INPUT FOR THIS TASK:
- - - -

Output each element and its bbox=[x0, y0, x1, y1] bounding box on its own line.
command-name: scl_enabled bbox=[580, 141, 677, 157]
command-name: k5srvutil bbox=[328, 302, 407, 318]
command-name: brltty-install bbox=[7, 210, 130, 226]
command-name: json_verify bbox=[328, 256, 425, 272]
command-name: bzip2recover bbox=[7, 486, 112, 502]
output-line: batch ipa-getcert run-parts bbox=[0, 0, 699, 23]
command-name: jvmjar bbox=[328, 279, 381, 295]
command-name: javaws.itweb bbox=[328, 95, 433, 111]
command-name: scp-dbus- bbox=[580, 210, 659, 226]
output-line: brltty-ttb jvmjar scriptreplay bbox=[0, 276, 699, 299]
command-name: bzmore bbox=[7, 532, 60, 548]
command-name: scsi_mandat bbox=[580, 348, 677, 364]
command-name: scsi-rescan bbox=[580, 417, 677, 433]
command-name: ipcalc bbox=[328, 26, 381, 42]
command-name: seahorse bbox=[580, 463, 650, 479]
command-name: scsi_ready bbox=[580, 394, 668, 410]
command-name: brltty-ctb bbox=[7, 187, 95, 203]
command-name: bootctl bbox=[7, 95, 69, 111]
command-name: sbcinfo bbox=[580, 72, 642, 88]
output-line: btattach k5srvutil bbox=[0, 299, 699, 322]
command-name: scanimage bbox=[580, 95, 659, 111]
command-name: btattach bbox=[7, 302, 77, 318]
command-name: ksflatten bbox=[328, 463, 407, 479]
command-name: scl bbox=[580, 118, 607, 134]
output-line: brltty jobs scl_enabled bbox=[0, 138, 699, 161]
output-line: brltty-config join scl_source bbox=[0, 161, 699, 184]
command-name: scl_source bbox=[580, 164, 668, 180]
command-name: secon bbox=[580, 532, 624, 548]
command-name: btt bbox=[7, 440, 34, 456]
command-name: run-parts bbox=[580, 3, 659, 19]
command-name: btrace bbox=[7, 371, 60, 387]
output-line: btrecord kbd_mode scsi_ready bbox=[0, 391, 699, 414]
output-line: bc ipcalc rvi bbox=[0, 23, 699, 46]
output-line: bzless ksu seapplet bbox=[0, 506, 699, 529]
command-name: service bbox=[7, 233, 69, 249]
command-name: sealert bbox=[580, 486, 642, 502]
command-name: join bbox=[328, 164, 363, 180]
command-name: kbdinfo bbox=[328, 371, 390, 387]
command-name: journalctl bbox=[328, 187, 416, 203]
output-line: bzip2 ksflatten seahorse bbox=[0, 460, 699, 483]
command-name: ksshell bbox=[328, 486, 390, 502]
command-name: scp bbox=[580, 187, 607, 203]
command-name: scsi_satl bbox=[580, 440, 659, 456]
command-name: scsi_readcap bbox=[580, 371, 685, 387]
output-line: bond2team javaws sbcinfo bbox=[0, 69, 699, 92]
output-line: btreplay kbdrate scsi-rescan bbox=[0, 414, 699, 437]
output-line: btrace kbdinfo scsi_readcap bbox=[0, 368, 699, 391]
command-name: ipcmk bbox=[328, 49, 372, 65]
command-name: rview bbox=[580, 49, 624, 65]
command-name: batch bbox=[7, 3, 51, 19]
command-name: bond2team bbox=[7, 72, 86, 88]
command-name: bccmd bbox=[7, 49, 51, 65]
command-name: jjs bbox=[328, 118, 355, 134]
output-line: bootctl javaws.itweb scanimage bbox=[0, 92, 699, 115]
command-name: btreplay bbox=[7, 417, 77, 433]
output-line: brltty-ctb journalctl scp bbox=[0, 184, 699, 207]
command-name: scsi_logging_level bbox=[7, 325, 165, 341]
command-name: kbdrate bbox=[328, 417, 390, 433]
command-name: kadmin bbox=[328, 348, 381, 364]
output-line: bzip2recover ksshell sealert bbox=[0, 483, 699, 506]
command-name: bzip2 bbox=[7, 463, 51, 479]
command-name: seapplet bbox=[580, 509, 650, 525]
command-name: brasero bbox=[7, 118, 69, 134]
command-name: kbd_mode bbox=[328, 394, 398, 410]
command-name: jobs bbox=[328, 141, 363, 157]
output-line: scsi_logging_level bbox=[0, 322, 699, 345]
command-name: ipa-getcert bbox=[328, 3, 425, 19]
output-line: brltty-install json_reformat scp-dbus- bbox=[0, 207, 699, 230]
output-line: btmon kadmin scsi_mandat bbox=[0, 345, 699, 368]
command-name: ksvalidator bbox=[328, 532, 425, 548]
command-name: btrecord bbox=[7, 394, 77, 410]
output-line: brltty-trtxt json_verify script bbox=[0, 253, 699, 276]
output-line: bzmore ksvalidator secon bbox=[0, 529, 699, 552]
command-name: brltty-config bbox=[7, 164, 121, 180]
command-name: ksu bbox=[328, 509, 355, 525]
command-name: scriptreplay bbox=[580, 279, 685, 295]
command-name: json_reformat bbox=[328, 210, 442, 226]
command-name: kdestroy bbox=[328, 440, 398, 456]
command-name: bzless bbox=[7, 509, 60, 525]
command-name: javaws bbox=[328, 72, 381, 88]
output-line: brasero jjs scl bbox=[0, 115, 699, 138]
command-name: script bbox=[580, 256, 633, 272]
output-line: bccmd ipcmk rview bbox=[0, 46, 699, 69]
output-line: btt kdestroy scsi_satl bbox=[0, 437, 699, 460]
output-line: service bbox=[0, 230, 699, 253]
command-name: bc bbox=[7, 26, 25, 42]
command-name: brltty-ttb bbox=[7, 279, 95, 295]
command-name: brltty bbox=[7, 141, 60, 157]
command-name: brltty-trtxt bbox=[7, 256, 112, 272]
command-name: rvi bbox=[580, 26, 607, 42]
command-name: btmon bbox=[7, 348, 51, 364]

- - - -

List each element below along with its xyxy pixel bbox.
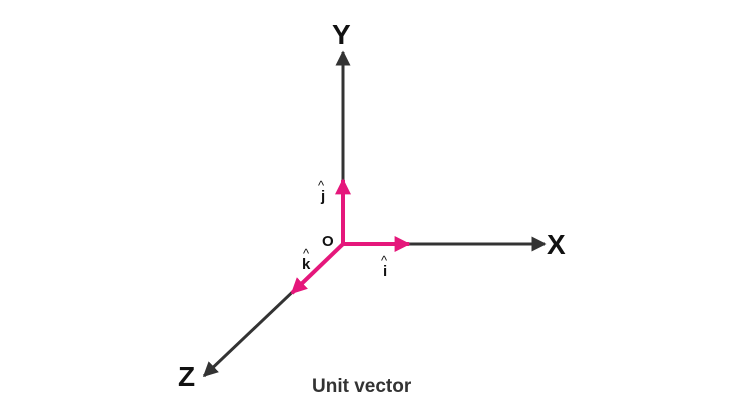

- - - -

INSTRUCTIONS FOR THE TASK: Rewrite the lines of the listing above as a numbered list, starting with the line that contains "Output each element" and going on through the line that contains "command-name: btattach bbox=[7, 302, 77, 318]". Include both of those lines and skip any blank lines.

TASK RESPONSE:
1. Output each element and its bbox=[x0, y0, x1, y1] bounding box on its own line.
2. command-name: scl_enabled bbox=[580, 141, 677, 157]
3. command-name: k5srvutil bbox=[328, 302, 407, 318]
4. command-name: brltty-install bbox=[7, 210, 130, 226]
5. command-name: json_verify bbox=[328, 256, 425, 272]
6. command-name: bzip2recover bbox=[7, 486, 112, 502]
7. output-line: batch ipa-getcert run-parts bbox=[0, 0, 699, 23]
8. command-name: jvmjar bbox=[328, 279, 381, 295]
9. command-name: javaws.itweb bbox=[328, 95, 433, 111]
10. command-name: scp-dbus- bbox=[580, 210, 659, 226]
11. output-line: brltty-ttb jvmjar scriptreplay bbox=[0, 276, 699, 299]
12. command-name: bzmore bbox=[7, 532, 60, 548]
13. command-name: scsi_mandat bbox=[580, 348, 677, 364]
14. command-name: scsi-rescan bbox=[580, 417, 677, 433]
15. command-name: ipcalc bbox=[328, 26, 381, 42]
16. command-name: seahorse bbox=[580, 463, 650, 479]
17. command-name: scsi_ready bbox=[580, 394, 668, 410]
18. command-name: brltty-ctb bbox=[7, 187, 95, 203]
19. command-name: bootctl bbox=[7, 95, 69, 111]
20. command-name: sbcinfo bbox=[580, 72, 642, 88]
21. output-line: btattach k5srvutil bbox=[0, 299, 699, 322]
22. command-name: scanimage bbox=[580, 95, 659, 111]
23. command-name: btattach bbox=[7, 302, 77, 318]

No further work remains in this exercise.